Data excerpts
——————
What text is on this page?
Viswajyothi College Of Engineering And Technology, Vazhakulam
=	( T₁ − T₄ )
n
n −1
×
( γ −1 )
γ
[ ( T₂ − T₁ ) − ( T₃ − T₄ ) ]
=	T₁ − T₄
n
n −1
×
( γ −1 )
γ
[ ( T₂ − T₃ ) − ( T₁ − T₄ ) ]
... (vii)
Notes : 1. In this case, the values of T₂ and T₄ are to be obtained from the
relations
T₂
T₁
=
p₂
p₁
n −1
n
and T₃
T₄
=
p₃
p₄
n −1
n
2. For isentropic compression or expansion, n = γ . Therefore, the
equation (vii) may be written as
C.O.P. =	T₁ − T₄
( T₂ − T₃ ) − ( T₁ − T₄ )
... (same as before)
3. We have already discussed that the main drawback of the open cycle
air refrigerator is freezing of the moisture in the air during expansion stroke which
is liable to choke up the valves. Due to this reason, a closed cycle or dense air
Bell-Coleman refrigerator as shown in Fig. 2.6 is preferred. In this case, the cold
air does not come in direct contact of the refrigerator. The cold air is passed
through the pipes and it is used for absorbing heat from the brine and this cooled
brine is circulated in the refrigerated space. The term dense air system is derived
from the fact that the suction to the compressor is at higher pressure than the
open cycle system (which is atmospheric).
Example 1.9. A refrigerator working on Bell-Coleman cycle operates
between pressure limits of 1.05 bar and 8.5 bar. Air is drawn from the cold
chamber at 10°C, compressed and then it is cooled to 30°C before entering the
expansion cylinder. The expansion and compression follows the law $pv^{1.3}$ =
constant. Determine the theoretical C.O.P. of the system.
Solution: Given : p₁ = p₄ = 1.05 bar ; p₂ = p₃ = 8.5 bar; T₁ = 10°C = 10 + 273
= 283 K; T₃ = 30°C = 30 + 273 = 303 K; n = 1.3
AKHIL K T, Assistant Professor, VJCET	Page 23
——————
Quote every entry exactly.

### Output for this exercise:
What text is on this page?
Viswajyothi College Of Engineering And Technology, Vazhakulam
=	( T₁ − T₄ )
n
n −1
×
( γ −1 )
γ
[ ( T₂ − T₁ ) − ( T₃ − T₄ ) ]
=	T₁ − T₄
n
n −1
×
( γ −1 )
γ
[ ( T₂ − T₃ ) − ( T₁ − T₄ ) ]
... (vii)
Notes : 1. In this case, the values of T₂ and T₄ are to be obtained from the
relations
T₂
T₁
=
p₂
p₁
n −1
n
and T₃
T₄
=
p₃
p₄
n −1
n
2. For isentropic compression or expansion, n = γ . Therefore, the
equation (vii) may be written as
C.O.P. =	T₁ − T₄
( T₂ − T₃ ) − ( T₁ − T₄ )
... (same as before)
3. We have already discussed that the main drawback of the open cycle
air refrigerator is freezing of the moisture in the air during expansion stroke which
is liable to choke up the valves. Due to this reason, a closed cycle or dense air
Bell-Coleman refrigerator as shown in Fig. 2.6 is preferred. In this case, the cold
air does not come in direct contact of the refrigerator. The cold air is passed
through the pipes and it is used for absorbing heat from the brine and this cooled
brine is circulated in the refrigerated space. The term dense air system is derived
from the fact that the suction to the compressor is at higher pressure than the
open cycle system (which is atmospheric).
Example 1.9. A refrigerator working on Bell-Coleman cycle operates
between pressure limits of 1.05 bar and 8.5 bar. Air is drawn from the cold
chamber at 10°C, compressed and then it is cooled to 30°C before entering the
expansion cylinder. The expansion and compression follows the law $pv^{1.3}$ =
constant. Determine the theoretical C.O.P. of the system.
Solution: Given : p₁ = p₄ = 1.05 bar ; p₂ = p₃ = 8.5 bar; T₁ = 10°C = 10 + 273
= 283 K; T₃ = 30°C = 30 + 273 = 303 K; n = 1.3
AKHIL K T, Assistant Professor, VJCET	Page 23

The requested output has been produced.